** What is expected **
Exactly as they appear, output all of the entries.
====== Material for this task ======
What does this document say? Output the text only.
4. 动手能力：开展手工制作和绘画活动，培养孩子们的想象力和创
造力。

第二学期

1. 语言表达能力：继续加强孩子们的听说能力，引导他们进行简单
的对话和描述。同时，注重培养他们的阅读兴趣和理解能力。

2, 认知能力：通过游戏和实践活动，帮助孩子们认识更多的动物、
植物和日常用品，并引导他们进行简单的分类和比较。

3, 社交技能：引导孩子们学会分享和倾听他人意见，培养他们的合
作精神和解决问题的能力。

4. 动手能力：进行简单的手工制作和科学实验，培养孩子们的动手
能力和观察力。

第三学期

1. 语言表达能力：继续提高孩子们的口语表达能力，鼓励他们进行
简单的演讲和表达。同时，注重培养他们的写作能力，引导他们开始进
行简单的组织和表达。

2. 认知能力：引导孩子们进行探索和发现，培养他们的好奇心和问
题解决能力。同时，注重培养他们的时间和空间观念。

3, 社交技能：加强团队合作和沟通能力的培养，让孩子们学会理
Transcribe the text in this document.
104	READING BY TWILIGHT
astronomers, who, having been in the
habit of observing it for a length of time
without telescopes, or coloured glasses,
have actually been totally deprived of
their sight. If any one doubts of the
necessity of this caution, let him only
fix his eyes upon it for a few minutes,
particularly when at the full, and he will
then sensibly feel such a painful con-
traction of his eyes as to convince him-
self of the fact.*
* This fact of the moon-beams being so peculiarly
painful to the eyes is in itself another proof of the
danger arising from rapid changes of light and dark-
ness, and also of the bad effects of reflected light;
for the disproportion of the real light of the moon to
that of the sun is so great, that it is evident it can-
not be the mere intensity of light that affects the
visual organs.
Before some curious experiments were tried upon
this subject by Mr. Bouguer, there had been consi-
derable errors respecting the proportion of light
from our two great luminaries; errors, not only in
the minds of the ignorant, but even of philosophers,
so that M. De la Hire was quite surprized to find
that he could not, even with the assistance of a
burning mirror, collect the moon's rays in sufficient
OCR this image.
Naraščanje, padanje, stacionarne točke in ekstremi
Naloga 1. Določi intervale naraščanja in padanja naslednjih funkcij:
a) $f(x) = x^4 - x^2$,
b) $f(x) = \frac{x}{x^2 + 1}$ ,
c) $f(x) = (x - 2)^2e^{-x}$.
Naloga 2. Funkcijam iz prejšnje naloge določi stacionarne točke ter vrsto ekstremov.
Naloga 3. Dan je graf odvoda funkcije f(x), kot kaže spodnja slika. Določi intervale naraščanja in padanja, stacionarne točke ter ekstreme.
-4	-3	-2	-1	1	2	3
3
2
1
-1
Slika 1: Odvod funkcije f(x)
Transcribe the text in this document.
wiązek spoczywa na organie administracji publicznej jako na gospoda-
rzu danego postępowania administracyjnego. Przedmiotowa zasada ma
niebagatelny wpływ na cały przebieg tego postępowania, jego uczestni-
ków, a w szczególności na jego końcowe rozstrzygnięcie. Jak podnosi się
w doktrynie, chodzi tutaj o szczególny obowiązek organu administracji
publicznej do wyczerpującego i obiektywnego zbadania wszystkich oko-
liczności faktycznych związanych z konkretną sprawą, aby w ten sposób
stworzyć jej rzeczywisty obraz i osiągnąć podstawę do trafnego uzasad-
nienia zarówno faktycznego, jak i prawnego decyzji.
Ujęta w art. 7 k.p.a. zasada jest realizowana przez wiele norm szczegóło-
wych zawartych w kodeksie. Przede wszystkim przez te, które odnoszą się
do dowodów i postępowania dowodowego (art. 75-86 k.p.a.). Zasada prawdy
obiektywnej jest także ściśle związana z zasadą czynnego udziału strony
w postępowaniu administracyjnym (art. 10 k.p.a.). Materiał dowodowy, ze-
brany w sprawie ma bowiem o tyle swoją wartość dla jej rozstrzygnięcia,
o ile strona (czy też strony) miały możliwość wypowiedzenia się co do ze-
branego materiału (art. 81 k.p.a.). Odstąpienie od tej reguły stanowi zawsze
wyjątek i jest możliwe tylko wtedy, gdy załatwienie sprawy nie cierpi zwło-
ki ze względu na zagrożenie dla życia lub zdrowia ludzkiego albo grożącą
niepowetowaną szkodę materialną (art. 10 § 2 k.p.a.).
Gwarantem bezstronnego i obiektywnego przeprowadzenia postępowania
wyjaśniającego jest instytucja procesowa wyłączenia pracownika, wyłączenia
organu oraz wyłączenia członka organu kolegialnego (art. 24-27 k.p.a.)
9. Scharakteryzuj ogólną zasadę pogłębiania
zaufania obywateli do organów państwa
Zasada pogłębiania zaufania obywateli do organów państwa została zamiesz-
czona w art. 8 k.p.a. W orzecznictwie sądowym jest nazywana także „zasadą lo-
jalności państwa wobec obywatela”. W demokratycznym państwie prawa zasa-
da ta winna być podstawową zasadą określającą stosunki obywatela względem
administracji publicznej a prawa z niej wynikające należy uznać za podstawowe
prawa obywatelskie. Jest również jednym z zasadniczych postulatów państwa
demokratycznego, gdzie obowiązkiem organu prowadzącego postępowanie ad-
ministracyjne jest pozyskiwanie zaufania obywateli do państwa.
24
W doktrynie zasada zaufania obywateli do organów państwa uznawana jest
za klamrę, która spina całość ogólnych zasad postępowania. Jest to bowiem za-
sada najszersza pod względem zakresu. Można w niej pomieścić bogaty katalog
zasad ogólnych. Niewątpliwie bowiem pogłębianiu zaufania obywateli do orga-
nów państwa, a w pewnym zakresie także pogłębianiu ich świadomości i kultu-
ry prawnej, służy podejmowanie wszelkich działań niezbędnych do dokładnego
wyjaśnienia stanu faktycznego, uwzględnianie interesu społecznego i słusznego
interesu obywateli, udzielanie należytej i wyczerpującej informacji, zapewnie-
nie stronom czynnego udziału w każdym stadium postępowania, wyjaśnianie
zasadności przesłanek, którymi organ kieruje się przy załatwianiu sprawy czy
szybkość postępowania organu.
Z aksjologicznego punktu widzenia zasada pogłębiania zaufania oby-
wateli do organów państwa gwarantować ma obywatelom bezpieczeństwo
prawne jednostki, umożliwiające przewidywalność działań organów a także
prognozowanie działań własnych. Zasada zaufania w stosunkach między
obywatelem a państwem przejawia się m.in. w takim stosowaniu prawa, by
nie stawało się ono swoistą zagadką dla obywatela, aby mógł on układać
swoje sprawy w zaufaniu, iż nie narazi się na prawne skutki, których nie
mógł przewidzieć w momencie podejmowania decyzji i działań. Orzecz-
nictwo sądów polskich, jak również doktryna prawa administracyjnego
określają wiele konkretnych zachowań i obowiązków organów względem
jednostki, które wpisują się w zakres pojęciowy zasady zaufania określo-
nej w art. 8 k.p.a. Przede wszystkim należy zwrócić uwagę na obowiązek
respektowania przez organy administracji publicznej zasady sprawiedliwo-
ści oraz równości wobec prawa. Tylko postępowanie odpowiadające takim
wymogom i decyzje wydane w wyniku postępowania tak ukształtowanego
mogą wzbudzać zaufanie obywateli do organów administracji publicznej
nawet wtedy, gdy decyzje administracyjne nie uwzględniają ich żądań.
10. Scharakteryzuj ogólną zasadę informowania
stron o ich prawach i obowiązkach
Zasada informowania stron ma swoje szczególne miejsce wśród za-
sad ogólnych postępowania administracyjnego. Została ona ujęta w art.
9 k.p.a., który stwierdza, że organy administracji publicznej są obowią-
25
======
** Final result **
What does this document say? Output the text only.
4. 动手能力：开展手工制作和绘画活动，培养孩子们的想象力和创
造力。

第二学期

1. 语言表达能力：继续加强孩子们的听说能力，引导他们进行简单
的对话和描述。同时，注重培养他们的阅读兴趣和理解能力。

2, 认知能力：通过游戏和实践活动，帮助孩子们认识更多的动物、
植物和日常用品，并引导他们进行简单的分类和比较。

3, 社交技能：引导孩子们学会分享和倾听他人意见，培养他们的合
作精神和解决问题的能力。

4. 动手能力：进行简单的手工制作和科学实验，培养孩子们的动手
能力和观察力。

第三学期

1. 语言表达能力：继续提高孩子们的口语表达能力，鼓励他们进行
简单的演讲和表达。同时，注重培养他们的写作能力，引导他们开始进
行简单的组织和表达。

2. 认知能力：引导孩子们进行探索和发现，培养他们的好奇心和问
题解决能力。同时，注重培养他们的时间和空间观念。

3, 社交技能：加强团队合作和沟通能力的培养，让孩子们学会理
Transcribe the text in this document.
104	READING BY TWILIGHT
astronomers, who, having been in the
habit of observing it for a length of time
without telescopes, or coloured glasses,
have actually been totally deprived of
their sight. If any one doubts of the
necessity of this caution, let him only
fix his eyes upon it for a few minutes,
particularly when at the full, and he will
then sensibly feel such a painful con-
traction of his eyes as to convince him-
self of the fact.*
* This fact of the moon-beams being so peculiarly
painful to the eyes is in itself another proof of the
danger arising from rapid changes of light and dark-
ness, and also of the bad effects of reflected light;
for the disproportion of the real light of the moon to
that of the sun is so great, that it is evident it can-
not be the mere intensity of light that affects the
visual organs.
Before some curious experiments were tried upon
this subject by Mr. Bouguer, there had been consi-
derable errors respecting the proportion of light
from our two great luminaries; errors, not only in
the minds of the ignorant, but even of philosophers,
so that M. De la Hire was quite surprized to find
that he could not, even with the assistance of a
burning mirror, collect the moon's rays in sufficient
OCR this image.
Naraščanje, padanje, stacionarne točke in ekstremi
Naloga 1. Določi intervale naraščanja in padanja naslednjih funkcij:
a) $f(x) = x^4 - x^2$,
b) $f(x) = \frac{x}{x^2 + 1}$ ,
c) $f(x) = (x - 2)^2e^{-x}$.
Naloga 2. Funkcijam iz prejšnje naloge določi stacionarne točke ter vrsto ekstremov.
Naloga 3. Dan je graf odvoda funkcije f(x), kot kaže spodnja slika. Določi intervale naraščanja in padanja, stacionarne točke ter ekstreme.
-4	-3	-2	-1	1	2	3
3
2
1
-1
Slika 1: Odvod funkcije f(x)
Transcribe the text in this document.
wiązek spoczywa na organie administracji publicznej jako na gospoda-
rzu danego postępowania administracyjnego. Przedmiotowa zasada ma
niebagatelny wpływ na cały przebieg tego postępowania, jego uczestni-
ków, a w szczególności na jego końcowe rozstrzygnięcie. Jak podnosi się
w doktrynie, chodzi tutaj o szczególny obowiązek organu administracji
publicznej do wyczerpującego i obiektywnego zbadania wszystkich oko-
liczności faktycznych związanych z konkretną sprawą, aby w ten sposób
stworzyć jej rzeczywisty obraz i osiągnąć podstawę do trafnego uzasad-
nienia zarówno faktycznego, jak i prawnego decyzji.
Ujęta w art. 7 k.p.a. zasada jest realizowana przez wiele norm szczegóło-
wych zawartych w kodeksie. Przede wszystkim przez te, które odnoszą się
do dowodów i postępowania dowodowego (art. 75-86 k.p.a.). Zasada prawdy
obiektywnej jest także ściśle związana z zasadą czynnego udziału strony
w postępowaniu administracyjnym (art. 10 k.p.a.). Materiał dowodowy, ze-
brany w sprawie ma bowiem o tyle swoją wartość dla jej rozstrzygnięcia,
o ile strona (czy też strony) miały możliwość wypowiedzenia się co do ze-
branego materiału (art. 81 k.p.a.). Odstąpienie od tej reguły stanowi zawsze
wyjątek i jest możliwe tylko wtedy, gdy załatwienie sprawy nie cierpi zwło-
ki ze względu na zagrożenie dla życia lub zdrowia ludzkiego albo grożącą
niepowetowaną szkodę materialną (art. 10 § 2 k.p.a.).
Gwarantem bezstronnego i obiektywnego przeprowadzenia postępowania
wyjaśniającego jest instytucja procesowa wyłączenia pracownika, wyłączenia
organu oraz wyłączenia członka organu kolegialnego (art. 24-27 k.p.a.)
9. Scharakteryzuj ogólną zasadę pogłębiania
zaufania obywateli do organów państwa
Zasada pogłębiania zaufania obywateli do organów państwa została zamiesz-
czona w art. 8 k.p.a. W orzecznictwie sądowym jest nazywana także „zasadą lo-
jalności państwa wobec obywatela”. W demokratycznym państwie prawa zasa-
da ta winna być podstawową zasadą określającą stosunki obywatela względem
administracji publicznej a prawa z niej wynikające należy uznać za podstawowe
prawa obywatelskie. Jest również jednym z zasadniczych postulatów państwa
demokratycznego, gdzie obowiązkiem organu prowadzącego postępowanie ad-
ministracyjne jest pozyskiwanie zaufania obywateli do państwa.
24
W doktrynie zasada zaufania obywateli do organów państwa uznawana jest
za klamrę, która spina całość ogólnych zasad postępowania. Jest to bowiem za-
sada najszersza pod względem zakresu. Można w niej pomieścić bogaty katalog
zasad ogólnych. Niewątpliwie bowiem pogłębianiu zaufania obywateli do orga-
nów państwa, a w pewnym zakresie także pogłębianiu ich świadomości i kultu-
ry prawnej, służy podejmowanie wszelkich działań niezbędnych do dokładnego
wyjaśnienia stanu faktycznego, uwzględnianie interesu społecznego i słusznego
interesu obywateli, udzielanie należytej i wyczerpującej informacji, zapewnie-
nie stronom czynnego udziału w każdym stadium postępowania, wyjaśnianie
zasadności przesłanek, którymi organ kieruje się przy załatwianiu sprawy czy
szybkość postępowania organu.
Z aksjologicznego punktu widzenia zasada pogłębiania zaufania oby-
wateli do organów państwa gwarantować ma obywatelom bezpieczeństwo
prawne jednostki, umożliwiające przewidywalność działań organów a także
prognozowanie działań własnych. Zasada zaufania w stosunkach między
obywatelem a państwem przejawia się m.in. w takim stosowaniu prawa, by
nie stawało się ono swoistą zagadką dla obywatela, aby mógł on układać
swoje sprawy w zaufaniu, iż nie narazi się na prawne skutki, których nie
mógł przewidzieć w momencie podejmowania decyzji i działań. Orzecz-
nictwo sądów polskich, jak również doktryna prawa administracyjnego
określają wiele konkretnych zachowań i obowiązków organów względem
jednostki, które wpisują się w zakres pojęciowy zasady zaufania określo-
nej w art. 8 k.p.a. Przede wszystkim należy zwrócić uwagę na obowiązek
respektowania przez organy administracji publicznej zasady sprawiedliwo-
ści oraz równości wobec prawa. Tylko postępowanie odpowiadające takim
wymogom i decyzje wydane w wyniku postępowania tak ukształtowanego
mogą wzbudzać zaufanie obywateli do organów administracji publicznej
nawet wtedy, gdy decyzje administracyjne nie uwzględniają ich żądań.
10. Scharakteryzuj ogólną zasadę informowania
stron o ich prawach i obowiązkach
Zasada informowania stron ma swoje szczególne miejsce wśród za-
sad ogólnych postępowania administracyjnego. Została ona ujęta w art.
9 k.p.a., który stwierdza, że organy administracji publicznej są obowią-
25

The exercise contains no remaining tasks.